Goals:
a) According to the appellate opinion, what is the current status of the restaurant's default?
b) Translate this sentence from the appellate opinion into Spanish: "Intervention may occur even after judgment has been entered."
c) Copy the passage of the appellate opinion from "Plaintiff argues the" up to and including "473. We disagree.".

Plaintiff argues the trial court abused its discretion by granting defendant leave to intervene and setting aside the default judgment against the restaurant. Plaintiff contends: defendant failed to satisfy the requirements for intervention by lacking direct interest and expanding the litigation; the trial court should not have set aside the default judgment while leaving the default against the restaurant in effect; and defendant did not meet its burden demonstrating entitlement to relief under section 473. We disagree.

First, the trial court did not abuse its discretion in permitting defendant to intervene. Section 387, subdivision (a), provides in part, "Upon timely application, any person, who has an interest in the matter in litigation, or in the success of either of the parties, or an interest against both, may intervene in the action or proceeding." Our colleagues in Division Three of this appellate district have held: "Pursuant to . . . section 387, the trial court has discretion to permit a nonparty to intervene where the following requirements are satisfied: (1) the proper procedures have been followed; (2) the nonparty has a direct and immediate interest in the action; (3) the intervention will not enlarge the issues in the litigation; and (4) the reasons for the intervention outweigh any opposition by the parties presently in the action. [Citation.]" (Western Heritage Ins. Co. v. Superior Court (2011) 199 Cal.App.4th 1196, 1205, fn. 12 ("Western Heritage"); Gray v. Begley (2010) 182 Cal.App.4th 1509, 1521; Truck Ins. Exchange v. Superior Court (1997) 60 Cal.App.4th 342, 346.) Intervention may occur even after judgment has been entered. (Mallick v. Superior Court (1979) 89 Cal.App.3d 434, 437 [section 387 amended to "upon timely application" in 1977]; see Lazar v. Hertz Corp. (1983) 143 Cal.App.3d 128, 142.) Intervention is appropriate under these circumstances where an insurer has in interest in the judgment. (Western Heritage, supra, 199 Cal.App.4th at p. 1205; Royal Indemnity Co. v. United Enterprises, Inc. (2008) 162 Cal.App.4th 194, 206; Reliance Ins. Co. v. Superior Court (2000) 84 Cal.App.4th 383, 385-387.) No abuse of discretion occurred.

Second, plaintiff raises various issues concerning the restaurant's default. None of them warrant discussion. The default remains in full force.

Entries provided:
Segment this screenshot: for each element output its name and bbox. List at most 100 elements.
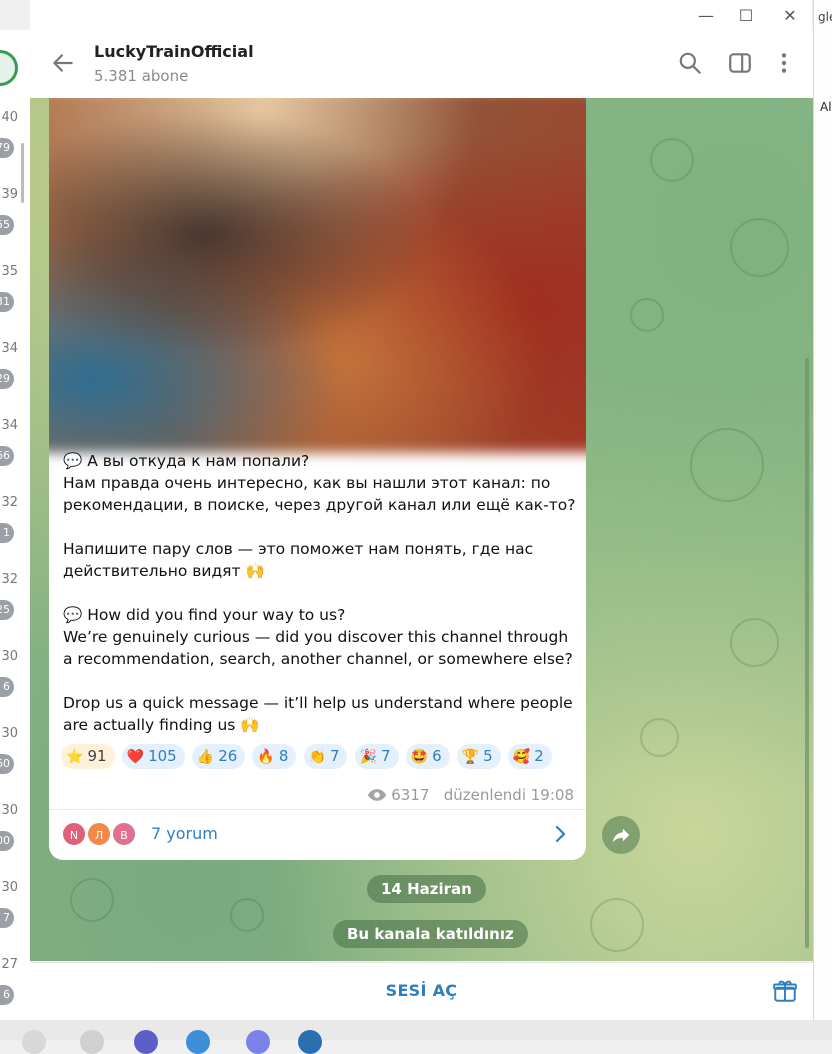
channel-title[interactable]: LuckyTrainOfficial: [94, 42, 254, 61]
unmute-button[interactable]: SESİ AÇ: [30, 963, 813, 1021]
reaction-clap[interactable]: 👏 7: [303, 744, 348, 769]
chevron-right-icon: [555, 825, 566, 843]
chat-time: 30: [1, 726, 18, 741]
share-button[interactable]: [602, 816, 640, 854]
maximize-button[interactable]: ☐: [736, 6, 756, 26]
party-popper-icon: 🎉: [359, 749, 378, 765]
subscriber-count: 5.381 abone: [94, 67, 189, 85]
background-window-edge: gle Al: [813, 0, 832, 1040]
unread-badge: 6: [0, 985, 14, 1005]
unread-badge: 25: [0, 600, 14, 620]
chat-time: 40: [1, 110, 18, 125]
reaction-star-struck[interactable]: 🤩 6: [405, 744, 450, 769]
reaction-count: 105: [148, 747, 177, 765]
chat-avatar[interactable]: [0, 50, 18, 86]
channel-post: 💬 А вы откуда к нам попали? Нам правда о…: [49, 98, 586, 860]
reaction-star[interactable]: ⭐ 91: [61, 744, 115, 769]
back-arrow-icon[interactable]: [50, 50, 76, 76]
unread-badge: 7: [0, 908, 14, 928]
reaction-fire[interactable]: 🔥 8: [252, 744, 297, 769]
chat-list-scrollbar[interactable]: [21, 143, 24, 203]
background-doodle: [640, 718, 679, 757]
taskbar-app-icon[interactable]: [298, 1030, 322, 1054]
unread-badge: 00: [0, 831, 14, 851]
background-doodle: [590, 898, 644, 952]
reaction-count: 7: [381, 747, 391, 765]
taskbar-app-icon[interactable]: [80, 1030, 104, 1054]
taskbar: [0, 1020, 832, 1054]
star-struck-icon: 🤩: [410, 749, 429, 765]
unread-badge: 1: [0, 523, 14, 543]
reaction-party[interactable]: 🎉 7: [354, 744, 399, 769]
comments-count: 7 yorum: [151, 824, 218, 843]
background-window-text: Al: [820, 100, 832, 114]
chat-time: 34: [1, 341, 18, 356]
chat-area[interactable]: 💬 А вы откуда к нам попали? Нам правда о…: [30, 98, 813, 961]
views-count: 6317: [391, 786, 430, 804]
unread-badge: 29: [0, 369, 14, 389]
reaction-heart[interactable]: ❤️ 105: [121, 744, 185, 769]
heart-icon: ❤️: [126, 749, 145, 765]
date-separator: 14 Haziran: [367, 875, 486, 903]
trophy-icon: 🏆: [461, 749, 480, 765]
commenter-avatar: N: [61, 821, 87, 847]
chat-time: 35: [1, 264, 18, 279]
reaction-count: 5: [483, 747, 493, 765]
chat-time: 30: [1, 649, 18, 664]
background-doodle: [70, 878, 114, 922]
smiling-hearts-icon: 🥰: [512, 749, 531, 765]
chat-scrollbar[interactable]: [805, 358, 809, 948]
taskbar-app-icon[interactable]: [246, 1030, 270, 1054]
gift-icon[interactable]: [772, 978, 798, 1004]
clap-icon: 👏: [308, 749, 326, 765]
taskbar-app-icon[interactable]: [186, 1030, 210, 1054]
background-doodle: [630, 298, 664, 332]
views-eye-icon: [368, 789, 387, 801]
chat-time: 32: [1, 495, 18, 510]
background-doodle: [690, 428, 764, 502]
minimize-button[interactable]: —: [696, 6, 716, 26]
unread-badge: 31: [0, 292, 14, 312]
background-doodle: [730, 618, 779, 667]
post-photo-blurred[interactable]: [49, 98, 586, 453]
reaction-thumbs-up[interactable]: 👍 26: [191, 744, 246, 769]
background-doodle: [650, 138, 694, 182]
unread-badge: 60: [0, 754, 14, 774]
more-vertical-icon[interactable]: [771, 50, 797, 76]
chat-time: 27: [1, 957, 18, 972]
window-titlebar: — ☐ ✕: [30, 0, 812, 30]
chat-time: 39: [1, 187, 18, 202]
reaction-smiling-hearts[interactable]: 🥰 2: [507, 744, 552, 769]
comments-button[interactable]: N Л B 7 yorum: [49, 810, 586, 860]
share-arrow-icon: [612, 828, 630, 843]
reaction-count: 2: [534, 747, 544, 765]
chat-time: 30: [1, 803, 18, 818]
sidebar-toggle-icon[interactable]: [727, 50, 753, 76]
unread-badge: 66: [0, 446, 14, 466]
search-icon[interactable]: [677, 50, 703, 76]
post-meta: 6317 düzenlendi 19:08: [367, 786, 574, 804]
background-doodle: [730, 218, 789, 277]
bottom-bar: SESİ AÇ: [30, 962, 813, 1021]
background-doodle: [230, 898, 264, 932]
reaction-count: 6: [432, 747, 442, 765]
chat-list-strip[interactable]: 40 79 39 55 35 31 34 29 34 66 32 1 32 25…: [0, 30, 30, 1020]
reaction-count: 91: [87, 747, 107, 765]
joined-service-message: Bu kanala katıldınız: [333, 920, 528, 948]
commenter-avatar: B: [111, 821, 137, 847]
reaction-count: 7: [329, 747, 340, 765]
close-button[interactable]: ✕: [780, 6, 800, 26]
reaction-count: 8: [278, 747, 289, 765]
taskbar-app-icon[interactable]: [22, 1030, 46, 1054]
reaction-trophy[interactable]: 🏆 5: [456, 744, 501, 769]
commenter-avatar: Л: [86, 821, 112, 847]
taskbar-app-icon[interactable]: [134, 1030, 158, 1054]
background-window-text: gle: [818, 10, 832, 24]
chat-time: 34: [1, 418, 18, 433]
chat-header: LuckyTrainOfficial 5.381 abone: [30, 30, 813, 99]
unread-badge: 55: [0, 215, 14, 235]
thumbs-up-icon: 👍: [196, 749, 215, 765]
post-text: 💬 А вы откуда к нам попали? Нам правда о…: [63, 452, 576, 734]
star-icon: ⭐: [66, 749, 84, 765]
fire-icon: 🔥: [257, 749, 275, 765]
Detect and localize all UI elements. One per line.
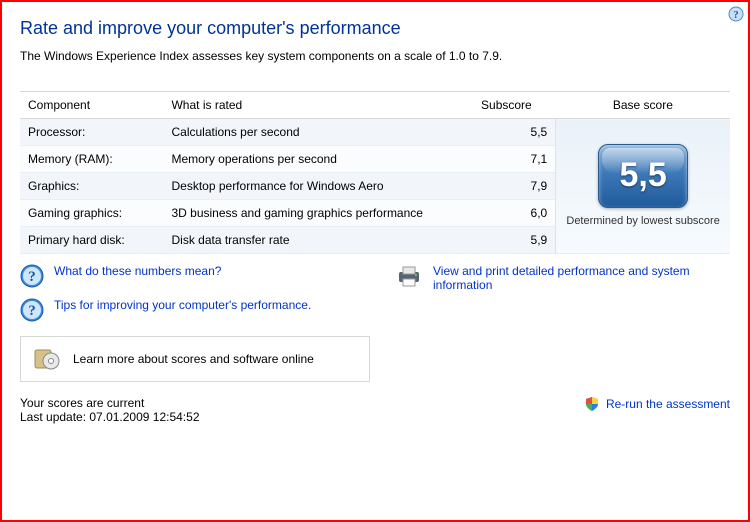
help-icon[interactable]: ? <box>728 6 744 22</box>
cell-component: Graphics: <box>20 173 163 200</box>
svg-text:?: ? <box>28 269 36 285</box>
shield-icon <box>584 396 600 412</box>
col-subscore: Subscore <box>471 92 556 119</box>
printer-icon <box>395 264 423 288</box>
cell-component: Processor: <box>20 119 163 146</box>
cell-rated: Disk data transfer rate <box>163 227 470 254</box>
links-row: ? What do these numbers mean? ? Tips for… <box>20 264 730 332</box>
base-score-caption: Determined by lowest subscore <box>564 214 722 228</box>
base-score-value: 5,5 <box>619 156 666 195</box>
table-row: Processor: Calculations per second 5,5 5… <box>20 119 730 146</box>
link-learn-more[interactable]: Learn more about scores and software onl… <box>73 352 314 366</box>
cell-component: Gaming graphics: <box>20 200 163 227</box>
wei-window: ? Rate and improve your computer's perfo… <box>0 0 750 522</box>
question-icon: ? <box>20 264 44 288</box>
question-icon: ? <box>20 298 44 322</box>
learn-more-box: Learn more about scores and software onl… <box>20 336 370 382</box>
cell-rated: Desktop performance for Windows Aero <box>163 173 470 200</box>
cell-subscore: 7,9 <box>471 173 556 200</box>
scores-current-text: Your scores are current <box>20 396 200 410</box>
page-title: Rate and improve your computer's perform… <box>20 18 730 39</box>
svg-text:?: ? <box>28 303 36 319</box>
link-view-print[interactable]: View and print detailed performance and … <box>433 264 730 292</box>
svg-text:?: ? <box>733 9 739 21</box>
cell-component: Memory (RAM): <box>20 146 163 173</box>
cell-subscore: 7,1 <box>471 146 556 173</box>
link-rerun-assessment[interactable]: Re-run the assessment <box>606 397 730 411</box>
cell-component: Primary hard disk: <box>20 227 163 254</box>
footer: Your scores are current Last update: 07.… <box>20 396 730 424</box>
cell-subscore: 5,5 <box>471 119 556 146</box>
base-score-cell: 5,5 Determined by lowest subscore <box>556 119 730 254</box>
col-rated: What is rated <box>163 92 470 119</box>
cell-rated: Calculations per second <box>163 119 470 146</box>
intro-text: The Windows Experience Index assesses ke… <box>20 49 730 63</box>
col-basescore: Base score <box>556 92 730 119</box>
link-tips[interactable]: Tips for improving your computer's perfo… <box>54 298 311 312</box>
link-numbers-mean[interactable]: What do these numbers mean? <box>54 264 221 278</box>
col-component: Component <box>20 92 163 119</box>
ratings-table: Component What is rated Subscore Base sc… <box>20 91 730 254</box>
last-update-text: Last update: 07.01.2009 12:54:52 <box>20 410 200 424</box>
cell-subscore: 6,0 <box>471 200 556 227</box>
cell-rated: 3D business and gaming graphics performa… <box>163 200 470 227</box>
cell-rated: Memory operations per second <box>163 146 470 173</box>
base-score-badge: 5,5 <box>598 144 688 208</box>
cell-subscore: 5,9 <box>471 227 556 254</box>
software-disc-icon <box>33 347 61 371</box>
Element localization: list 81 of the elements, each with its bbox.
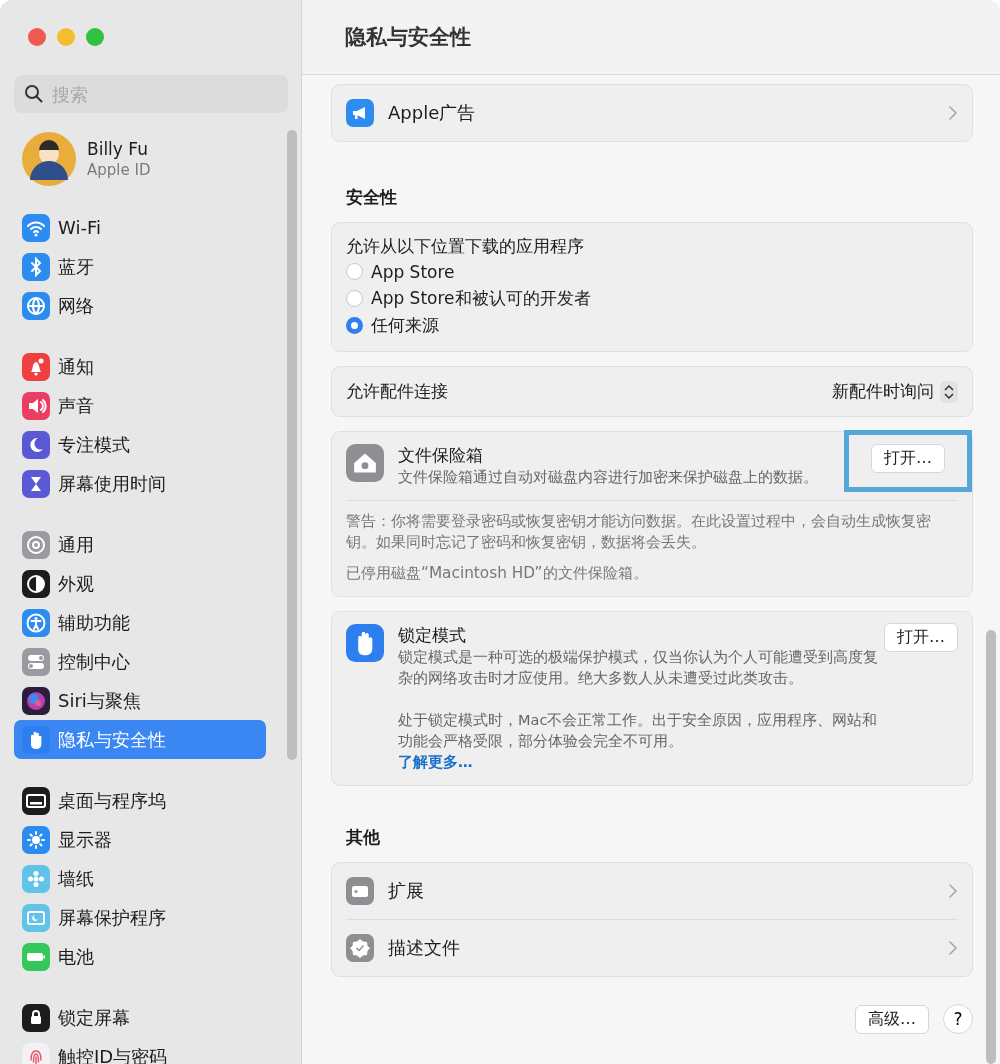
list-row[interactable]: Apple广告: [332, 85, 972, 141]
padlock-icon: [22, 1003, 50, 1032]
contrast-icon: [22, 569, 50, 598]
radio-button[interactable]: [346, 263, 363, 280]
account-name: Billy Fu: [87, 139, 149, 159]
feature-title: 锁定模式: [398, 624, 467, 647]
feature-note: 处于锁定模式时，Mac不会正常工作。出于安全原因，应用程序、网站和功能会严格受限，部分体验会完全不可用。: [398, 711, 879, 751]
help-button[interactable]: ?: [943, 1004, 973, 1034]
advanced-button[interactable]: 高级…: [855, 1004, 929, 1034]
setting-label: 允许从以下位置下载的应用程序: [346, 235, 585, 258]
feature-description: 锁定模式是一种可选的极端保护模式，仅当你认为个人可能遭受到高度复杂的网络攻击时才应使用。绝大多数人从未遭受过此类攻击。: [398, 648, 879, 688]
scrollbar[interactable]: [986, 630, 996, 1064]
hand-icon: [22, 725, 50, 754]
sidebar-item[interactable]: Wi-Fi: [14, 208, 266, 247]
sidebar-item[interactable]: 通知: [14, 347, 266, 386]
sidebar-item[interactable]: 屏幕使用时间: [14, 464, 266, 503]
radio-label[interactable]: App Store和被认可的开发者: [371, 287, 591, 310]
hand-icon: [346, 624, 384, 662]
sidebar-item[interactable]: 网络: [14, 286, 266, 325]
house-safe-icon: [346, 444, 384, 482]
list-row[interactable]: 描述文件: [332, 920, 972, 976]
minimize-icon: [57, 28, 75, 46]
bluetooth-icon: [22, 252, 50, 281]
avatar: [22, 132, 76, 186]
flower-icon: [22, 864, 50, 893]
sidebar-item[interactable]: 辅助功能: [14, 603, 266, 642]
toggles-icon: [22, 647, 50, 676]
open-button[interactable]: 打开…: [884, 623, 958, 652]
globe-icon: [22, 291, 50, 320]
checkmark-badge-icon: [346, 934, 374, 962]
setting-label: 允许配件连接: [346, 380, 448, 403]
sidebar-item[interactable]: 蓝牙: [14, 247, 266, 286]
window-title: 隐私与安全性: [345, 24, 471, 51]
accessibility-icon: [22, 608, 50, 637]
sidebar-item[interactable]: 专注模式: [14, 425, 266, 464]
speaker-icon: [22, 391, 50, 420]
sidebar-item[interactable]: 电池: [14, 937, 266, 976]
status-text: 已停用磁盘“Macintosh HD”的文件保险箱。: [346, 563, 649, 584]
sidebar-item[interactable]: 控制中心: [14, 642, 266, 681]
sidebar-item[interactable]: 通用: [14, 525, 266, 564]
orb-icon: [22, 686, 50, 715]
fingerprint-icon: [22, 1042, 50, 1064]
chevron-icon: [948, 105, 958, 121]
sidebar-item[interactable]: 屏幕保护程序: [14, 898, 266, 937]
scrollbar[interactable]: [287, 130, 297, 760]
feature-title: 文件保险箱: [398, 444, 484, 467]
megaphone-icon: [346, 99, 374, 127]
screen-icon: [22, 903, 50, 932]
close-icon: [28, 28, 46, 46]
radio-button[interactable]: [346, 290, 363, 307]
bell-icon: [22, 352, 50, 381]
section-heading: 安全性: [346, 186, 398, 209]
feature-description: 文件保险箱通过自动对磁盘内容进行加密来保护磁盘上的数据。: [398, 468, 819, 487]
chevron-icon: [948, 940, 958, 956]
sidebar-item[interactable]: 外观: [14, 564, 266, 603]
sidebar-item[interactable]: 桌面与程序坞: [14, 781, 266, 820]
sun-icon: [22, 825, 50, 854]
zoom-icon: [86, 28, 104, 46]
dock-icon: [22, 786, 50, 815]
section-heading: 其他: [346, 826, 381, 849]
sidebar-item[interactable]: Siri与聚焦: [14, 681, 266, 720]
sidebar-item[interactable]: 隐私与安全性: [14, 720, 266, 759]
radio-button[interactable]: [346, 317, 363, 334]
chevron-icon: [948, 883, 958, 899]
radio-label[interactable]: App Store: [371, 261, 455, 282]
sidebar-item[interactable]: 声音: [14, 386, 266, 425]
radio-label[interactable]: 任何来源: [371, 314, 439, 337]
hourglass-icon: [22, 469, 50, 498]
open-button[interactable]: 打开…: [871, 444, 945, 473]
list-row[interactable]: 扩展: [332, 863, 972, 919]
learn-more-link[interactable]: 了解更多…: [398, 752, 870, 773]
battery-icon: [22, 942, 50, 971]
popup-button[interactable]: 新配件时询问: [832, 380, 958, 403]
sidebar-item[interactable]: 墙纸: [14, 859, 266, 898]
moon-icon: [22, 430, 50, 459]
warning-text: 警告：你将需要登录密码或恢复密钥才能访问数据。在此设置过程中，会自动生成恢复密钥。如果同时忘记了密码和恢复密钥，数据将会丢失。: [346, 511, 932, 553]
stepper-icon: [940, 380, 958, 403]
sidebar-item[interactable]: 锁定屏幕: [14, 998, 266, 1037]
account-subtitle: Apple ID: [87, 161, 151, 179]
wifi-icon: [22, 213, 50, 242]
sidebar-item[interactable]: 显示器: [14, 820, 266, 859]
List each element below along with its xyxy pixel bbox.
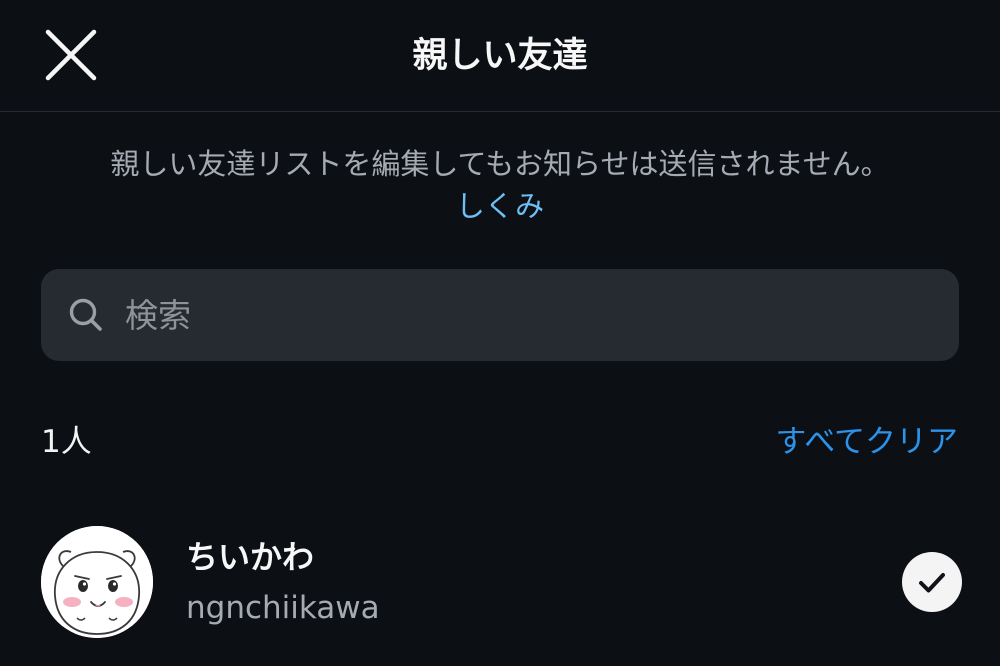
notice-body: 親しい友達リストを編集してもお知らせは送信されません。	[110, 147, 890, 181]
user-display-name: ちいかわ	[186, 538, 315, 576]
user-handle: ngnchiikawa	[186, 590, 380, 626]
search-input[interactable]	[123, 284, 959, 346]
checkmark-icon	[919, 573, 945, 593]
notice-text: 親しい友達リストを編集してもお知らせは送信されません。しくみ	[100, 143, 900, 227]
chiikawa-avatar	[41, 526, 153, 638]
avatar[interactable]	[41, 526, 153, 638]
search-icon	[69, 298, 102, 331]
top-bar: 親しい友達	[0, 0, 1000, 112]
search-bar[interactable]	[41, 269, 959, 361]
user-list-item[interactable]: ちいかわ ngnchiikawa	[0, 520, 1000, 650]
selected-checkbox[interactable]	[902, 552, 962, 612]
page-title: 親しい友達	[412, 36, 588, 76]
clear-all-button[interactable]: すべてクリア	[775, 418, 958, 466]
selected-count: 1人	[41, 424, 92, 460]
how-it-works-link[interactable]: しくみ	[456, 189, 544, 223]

Responses per task:
a) The default remains in full force.

b) La intervención puede producirse incluso después de que se haya dictado sentencia.

c)
Plaintiff argues the trial court abused its discretion by granting defendant leave to intervene and setting aside the default judgment against the restaurant. Plaintiff contends: defendant failed to satisfy the requirements for intervention by lacking direct interest and expanding the litigation; the trial court should not have set aside the default judgment while leaving the default against the restaurant in effect; and defendant did not meet its burden demonstrating entitlement to relief under section 473. We disagree.